§ **What you are asked to do**: Repeat the data that follows, word for word, without the images.

— BEGIN Stored records —

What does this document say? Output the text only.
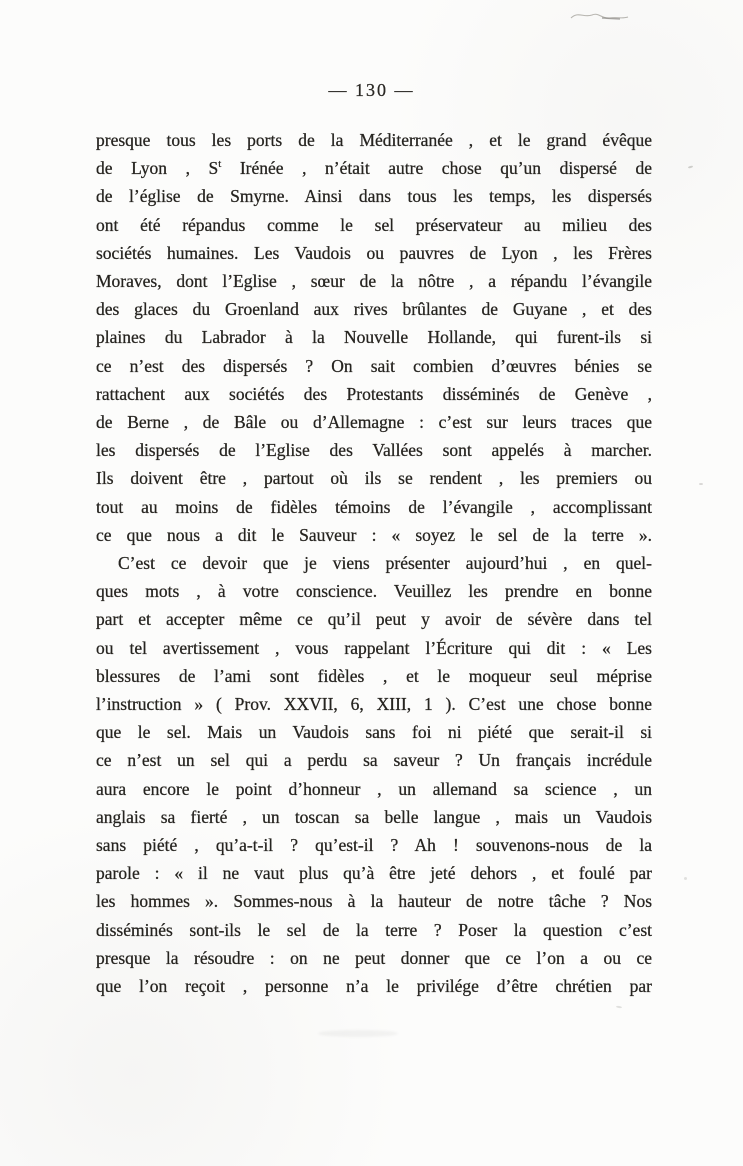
— 130 —

presque tous les ports de la Méditerranée , et le grand évêque

de Lyon , $S^t$ Irénée , n’était autre chose qu’un dispersé de

de l’église de Smyrne. Ainsi dans tous les temps, les dispersés

ont été répandus comme le sel préservateur au milieu des

sociétés humaines. Les Vaudois ou pauvres de Lyon , les Frères

Moraves, dont l’Eglise , sœur de la nôtre , a répandu l’évangile

des glaces du Groenland aux rives brûlantes de Guyane , et des

plaines du Labrador à la Nouvelle Hollande, qui furent-ils si

ce n’est des dispersés ? On sait combien d’œuvres bénies se

rattachent aux sociétés des Protestants disséminés de Genève ,

de Berne , de Bâle ou d’Allemagne : c’est sur leurs traces que

les dispersés de l’Eglise des Vallées sont appelés à marcher.

Ils doivent être , partout où ils se rendent , les premiers ou

tout au moins de fidèles témoins de l’évangile , accomplissant

ce que nous a dit le Sauveur : « soyez le sel de la terre ».

C’est ce devoir que je viens présenter aujourd’hui , en quel-

ques mots , à votre conscience. Veuillez les prendre en bonne

part et accepter même ce qu’il peut y avoir de sévère dans tel

ou tel avertissement , vous rappelant l’Écriture qui dit : « Les

blessures de l’ami sont fidèles , et le moqueur seul méprise

l’instruction » ( Prov. XXVII, 6, XIII, 1 ). C’est une chose bonne

que le sel. Mais un Vaudois sans foi ni piété que serait-il si

ce n’est un sel qui a perdu sa saveur ? Un français incrédule

aura encore le point d’honneur , un allemand sa science , un

anglais sa fierté , un toscan sa belle langue , mais un Vaudois

sans piété , qu’a-t-il ? qu’est-il ? Ah ! souvenons-nous de la

parole : « il ne vaut plus qu’à être jeté dehors , et foulé par

les hommes ». Sommes-nous à la hauteur de notre tâche ? Nos

disséminés sont-ils le sel de la terre ? Poser la question c’est

presque la résoudre : on ne peut donner que ce l’on a ou ce

que l’on reçoit , personne n’a le privilége d’être chrétien par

— END Stored records —

§ **Complete output**:
What does this document say? Output the text only.
— 130 —

presque tous les ports de la Méditerranée , et le grand évêque

de Lyon , $S^t$ Irénée , n’était autre chose qu’un dispersé de

de l’église de Smyrne. Ainsi dans tous les temps, les dispersés

ont été répandus comme le sel préservateur au milieu des

sociétés humaines. Les Vaudois ou pauvres de Lyon , les Frères

Moraves, dont l’Eglise , sœur de la nôtre , a répandu l’évangile

des glaces du Groenland aux rives brûlantes de Guyane , et des

plaines du Labrador à la Nouvelle Hollande, qui furent-ils si

ce n’est des dispersés ? On sait combien d’œuvres bénies se

rattachent aux sociétés des Protestants disséminés de Genève ,

de Berne , de Bâle ou d’Allemagne : c’est sur leurs traces que

les dispersés de l’Eglise des Vallées sont appelés à marcher.

Ils doivent être , partout où ils se rendent , les premiers ou

tout au moins de fidèles témoins de l’évangile , accomplissant

ce que nous a dit le Sauveur : « soyez le sel de la terre ».

C’est ce devoir que je viens présenter aujourd’hui , en quel-

ques mots , à votre conscience. Veuillez les prendre en bonne

part et accepter même ce qu’il peut y avoir de sévère dans tel

ou tel avertissement , vous rappelant l’Écriture qui dit : « Les

blessures de l’ami sont fidèles , et le moqueur seul méprise

l’instruction » ( Prov. XXVII, 6, XIII, 1 ). C’est une chose bonne

que le sel. Mais un Vaudois sans foi ni piété que serait-il si

ce n’est un sel qui a perdu sa saveur ? Un français incrédule

aura encore le point d’honneur , un allemand sa science , un

anglais sa fierté , un toscan sa belle langue , mais un Vaudois

sans piété , qu’a-t-il ? qu’est-il ? Ah ! souvenons-nous de la

parole : « il ne vaut plus qu’à être jeté dehors , et foulé par

les hommes ». Sommes-nous à la hauteur de notre tâche ? Nos

disséminés sont-ils le sel de la terre ? Poser la question c’est

presque la résoudre : on ne peut donner que ce l’on a ou ce

que l’on reçoit , personne n’a le privilége d’être chrétien par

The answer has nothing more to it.